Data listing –

--

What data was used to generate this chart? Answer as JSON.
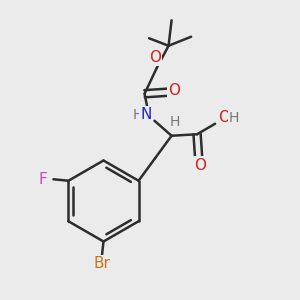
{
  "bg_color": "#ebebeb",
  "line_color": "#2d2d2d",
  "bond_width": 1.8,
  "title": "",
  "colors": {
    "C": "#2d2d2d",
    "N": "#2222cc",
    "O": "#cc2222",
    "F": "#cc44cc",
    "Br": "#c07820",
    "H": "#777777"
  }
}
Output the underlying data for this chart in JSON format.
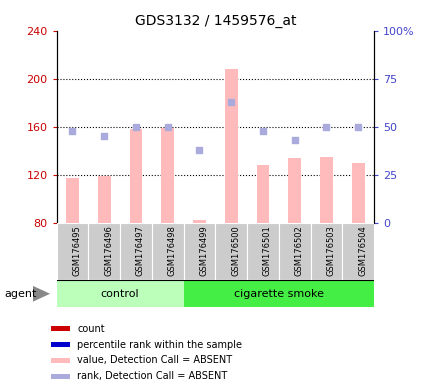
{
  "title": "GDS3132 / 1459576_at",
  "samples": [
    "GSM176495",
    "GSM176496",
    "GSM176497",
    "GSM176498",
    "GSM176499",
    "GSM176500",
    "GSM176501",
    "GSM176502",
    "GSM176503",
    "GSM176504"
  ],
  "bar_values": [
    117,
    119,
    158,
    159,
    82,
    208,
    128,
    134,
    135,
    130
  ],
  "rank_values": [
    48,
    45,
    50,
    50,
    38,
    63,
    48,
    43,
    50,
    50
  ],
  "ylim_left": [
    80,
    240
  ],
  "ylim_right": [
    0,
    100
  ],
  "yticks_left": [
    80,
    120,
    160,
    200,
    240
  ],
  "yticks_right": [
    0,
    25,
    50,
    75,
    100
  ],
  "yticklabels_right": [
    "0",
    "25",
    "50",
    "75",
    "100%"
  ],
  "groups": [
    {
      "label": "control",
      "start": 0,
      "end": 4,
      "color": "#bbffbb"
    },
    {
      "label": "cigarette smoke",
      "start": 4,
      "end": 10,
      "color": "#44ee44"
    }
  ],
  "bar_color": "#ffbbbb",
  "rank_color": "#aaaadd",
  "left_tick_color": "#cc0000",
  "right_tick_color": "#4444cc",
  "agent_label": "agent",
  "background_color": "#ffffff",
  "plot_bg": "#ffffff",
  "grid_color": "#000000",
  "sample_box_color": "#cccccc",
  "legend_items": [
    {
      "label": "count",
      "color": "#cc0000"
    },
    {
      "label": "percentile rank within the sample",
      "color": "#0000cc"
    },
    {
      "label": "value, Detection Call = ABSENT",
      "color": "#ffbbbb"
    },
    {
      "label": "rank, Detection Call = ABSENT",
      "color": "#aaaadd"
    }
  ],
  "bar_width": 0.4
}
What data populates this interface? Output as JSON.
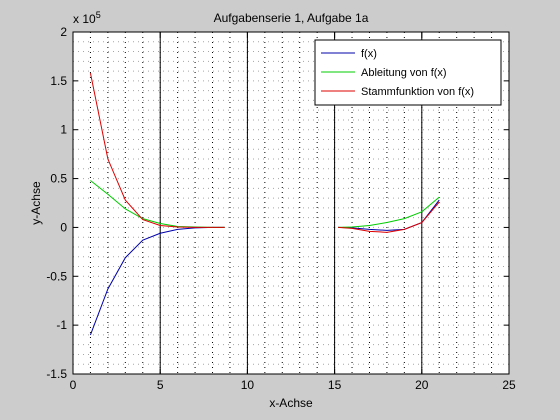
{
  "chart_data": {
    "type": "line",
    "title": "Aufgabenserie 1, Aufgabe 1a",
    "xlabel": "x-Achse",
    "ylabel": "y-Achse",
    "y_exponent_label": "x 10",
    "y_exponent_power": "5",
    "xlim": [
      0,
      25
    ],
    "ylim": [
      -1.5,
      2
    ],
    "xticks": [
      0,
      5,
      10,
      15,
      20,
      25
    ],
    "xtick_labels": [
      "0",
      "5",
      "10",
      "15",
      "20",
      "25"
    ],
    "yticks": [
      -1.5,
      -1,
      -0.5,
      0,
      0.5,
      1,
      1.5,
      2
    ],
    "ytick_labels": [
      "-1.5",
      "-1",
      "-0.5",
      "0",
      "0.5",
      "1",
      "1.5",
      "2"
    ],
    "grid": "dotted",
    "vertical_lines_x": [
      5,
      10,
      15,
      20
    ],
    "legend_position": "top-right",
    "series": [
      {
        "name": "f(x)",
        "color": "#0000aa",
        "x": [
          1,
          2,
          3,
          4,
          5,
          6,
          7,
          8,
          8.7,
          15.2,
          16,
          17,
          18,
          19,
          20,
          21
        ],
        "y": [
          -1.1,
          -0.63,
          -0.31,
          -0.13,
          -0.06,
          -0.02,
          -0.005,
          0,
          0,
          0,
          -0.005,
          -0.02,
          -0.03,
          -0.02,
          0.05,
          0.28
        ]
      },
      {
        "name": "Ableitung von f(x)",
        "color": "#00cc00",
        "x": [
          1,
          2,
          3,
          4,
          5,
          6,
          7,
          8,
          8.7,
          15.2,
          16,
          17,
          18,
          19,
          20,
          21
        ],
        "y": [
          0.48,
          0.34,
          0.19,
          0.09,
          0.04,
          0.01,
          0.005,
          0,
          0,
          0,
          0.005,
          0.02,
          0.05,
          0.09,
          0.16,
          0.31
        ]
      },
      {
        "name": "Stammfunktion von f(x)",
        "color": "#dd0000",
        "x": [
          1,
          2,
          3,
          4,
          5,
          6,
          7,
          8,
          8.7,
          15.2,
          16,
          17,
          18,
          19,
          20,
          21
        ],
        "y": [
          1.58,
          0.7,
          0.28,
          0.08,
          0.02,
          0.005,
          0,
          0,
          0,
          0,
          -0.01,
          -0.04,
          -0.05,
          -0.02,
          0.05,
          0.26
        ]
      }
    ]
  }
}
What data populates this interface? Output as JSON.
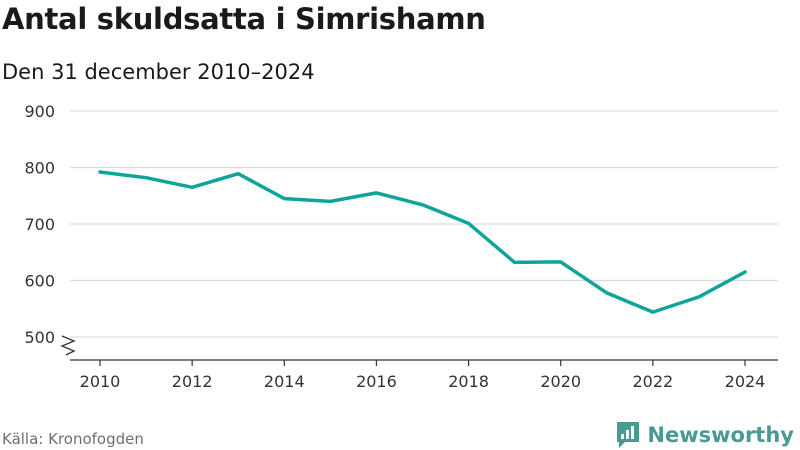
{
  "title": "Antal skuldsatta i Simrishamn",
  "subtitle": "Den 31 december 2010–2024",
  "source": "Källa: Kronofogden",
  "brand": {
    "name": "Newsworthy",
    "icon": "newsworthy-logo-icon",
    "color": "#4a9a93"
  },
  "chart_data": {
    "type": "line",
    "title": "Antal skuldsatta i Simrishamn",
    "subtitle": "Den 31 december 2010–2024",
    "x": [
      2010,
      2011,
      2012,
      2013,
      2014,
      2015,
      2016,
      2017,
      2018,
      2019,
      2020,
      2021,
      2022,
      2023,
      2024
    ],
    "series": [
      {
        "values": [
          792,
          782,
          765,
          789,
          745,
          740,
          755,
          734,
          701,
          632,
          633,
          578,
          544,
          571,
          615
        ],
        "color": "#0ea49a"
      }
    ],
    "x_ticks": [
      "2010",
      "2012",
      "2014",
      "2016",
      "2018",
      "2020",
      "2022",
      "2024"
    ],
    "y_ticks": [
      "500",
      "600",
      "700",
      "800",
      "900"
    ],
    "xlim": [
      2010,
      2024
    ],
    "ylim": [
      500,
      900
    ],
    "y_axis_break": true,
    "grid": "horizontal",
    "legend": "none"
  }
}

--

WHAT TO WORK ON –
Repeat the material verbatim. Do not carry over any picture.

THE RESULT –
What data was used to generate this chart? Answer as JSON.
{
  "bg_color": "#ebebeb",
  "line_color": "#2d2d2d",
  "bond_width": 1.8,
  "title": "",
  "colors": {
    "C": "#2d2d2d",
    "N": "#2222cc",
    "O": "#cc2222",
    "F": "#cc44cc",
    "Br": "#c07820",
    "H": "#777777"
  }
}
Output the underlying data for this chart in JSON format.
{
  "title": "GDS3132 / 1459576_at",
  "samples": [
    "GSM176495",
    "GSM176496",
    "GSM176497",
    "GSM176498",
    "GSM176499",
    "GSM176500",
    "GSM176501",
    "GSM176502",
    "GSM176503",
    "GSM176504"
  ],
  "bar_values": [
    117,
    119,
    158,
    159,
    82,
    208,
    128,
    134,
    135,
    130
  ],
  "rank_values": [
    48,
    45,
    50,
    50,
    38,
    63,
    48,
    43,
    50,
    50
  ],
  "ylim_left": [
    80,
    240
  ],
  "ylim_right": [
    0,
    100
  ],
  "yticks_left": [
    80,
    120,
    160,
    200,
    240
  ],
  "yticks_right": [
    0,
    25,
    50,
    75,
    100
  ],
  "yticklabels_right": [
    "0",
    "25",
    "50",
    "75",
    "100%"
  ],
  "groups": [
    {
      "label": "control",
      "start": 0,
      "end": 4,
      "color": "#bbffbb"
    },
    {
      "label": "cigarette smoke",
      "start": 4,
      "end": 10,
      "color": "#44ee44"
    }
  ],
  "bar_color": "#ffbbbb",
  "rank_color": "#aaaadd",
  "left_tick_color": "#cc0000",
  "right_tick_color": "#4444cc",
  "agent_label": "agent",
  "background_color": "#ffffff",
  "plot_bg": "#ffffff",
  "grid_color": "#000000",
  "sample_box_color": "#cccccc",
  "legend_items": [
    {
      "label": "count",
      "color": "#cc0000"
    },
    {
      "label": "percentile rank within the sample",
      "color": "#0000cc"
    },
    {
      "label": "value, Detection Call = ABSENT",
      "color": "#ffbbbb"
    },
    {
      "label": "rank, Detection Call = ABSENT",
      "color": "#aaaadd"
    }
  ],
  "bar_width": 0.4
}
What data populates this interface? Output as JSON.
{
  "chart_data": {
    "type": "line",
    "title": "Aufgabenserie 1, Aufgabe 1a",
    "xlabel": "x-Achse",
    "ylabel": "y-Achse",
    "y_exponent_label": "x 10",
    "y_exponent_power": "5",
    "xlim": [
      0,
      25
    ],
    "ylim": [
      -1.5,
      2
    ],
    "xticks": [
      0,
      5,
      10,
      15,
      20,
      25
    ],
    "xtick_labels": [
      "0",
      "5",
      "10",
      "15",
      "20",
      "25"
    ],
    "yticks": [
      -1.5,
      -1,
      -0.5,
      0,
      0.5,
      1,
      1.5,
      2
    ],
    "ytick_labels": [
      "-1.5",
      "-1",
      "-0.5",
      "0",
      "0.5",
      "1",
      "1.5",
      "2"
    ],
    "grid": "dotted",
    "vertical_lines_x": [
      5,
      10,
      15,
      20
    ],
    "legend_position": "top-right",
    "series": [
      {
        "name": "f(x)",
        "color": "#0000aa",
        "x": [
          1,
          2,
          3,
          4,
          5,
          6,
          7,
          8,
          8.7,
          15.2,
          16,
          17,
          18,
          19,
          20,
          21
        ],
        "y": [
          -1.1,
          -0.63,
          -0.31,
          -0.13,
          -0.06,
          -0.02,
          -0.005,
          0,
          0,
          0,
          -0.005,
          -0.02,
          -0.03,
          -0.02,
          0.05,
          0.28
        ]
      },
      {
        "name": "Ableitung von f(x)",
        "color": "#00cc00",
        "x": [
          1,
          2,
          3,
          4,
          5,
          6,
          7,
          8,
          8.7,
          15.2,
          16,
          17,
          18,
          19,
          20,
          21
        ],
        "y": [
          0.48,
          0.34,
          0.19,
          0.09,
          0.04,
          0.01,
          0.005,
          0,
          0,
          0,
          0.005,
          0.02,
          0.05,
          0.09,
          0.16,
          0.31
        ]
      },
      {
        "name": "Stammfunktion von f(x)",
        "color": "#dd0000",
        "x": [
          1,
          2,
          3,
          4,
          5,
          6,
          7,
          8,
          8.7,
          15.2,
          16,
          17,
          18,
          19,
          20,
          21
        ],
        "y": [
          1.58,
          0.7,
          0.28,
          0.08,
          0.02,
          0.005,
          0,
          0,
          0,
          0,
          -0.01,
          -0.04,
          -0.05,
          -0.02,
          0.05,
          0.26
        ]
      }
    ]
  }
}
What data populates this interface? Output as JSON.
{
  "title": "Antal skuldsatta i Simrishamn",
  "subtitle": "Den 31 december 2010–2024",
  "source": "Källa: Kronofogden",
  "brand": {
    "name": "Newsworthy",
    "icon": "newsworthy-logo-icon",
    "color": "#4a9a93"
  },
  "chart_data": {
    "type": "line",
    "title": "Antal skuldsatta i Simrishamn",
    "subtitle": "Den 31 december 2010–2024",
    "x": [
      2010,
      2011,
      2012,
      2013,
      2014,
      2015,
      2016,
      2017,
      2018,
      2019,
      2020,
      2021,
      2022,
      2023,
      2024
    ],
    "series": [
      {
        "values": [
          792,
          782,
          765,
          789,
          745,
          740,
          755,
          734,
          701,
          632,
          633,
          578,
          544,
          571,
          615
        ],
        "color": "#0ea49a"
      }
    ],
    "x_ticks": [
      "2010",
      "2012",
      "2014",
      "2016",
      "2018",
      "2020",
      "2022",
      "2024"
    ],
    "y_ticks": [
      "500",
      "600",
      "700",
      "800",
      "900"
    ],
    "xlim": [
      2010,
      2024
    ],
    "ylim": [
      500,
      900
    ],
    "y_axis_break": true,
    "grid": "horizontal",
    "legend": "none"
  }
}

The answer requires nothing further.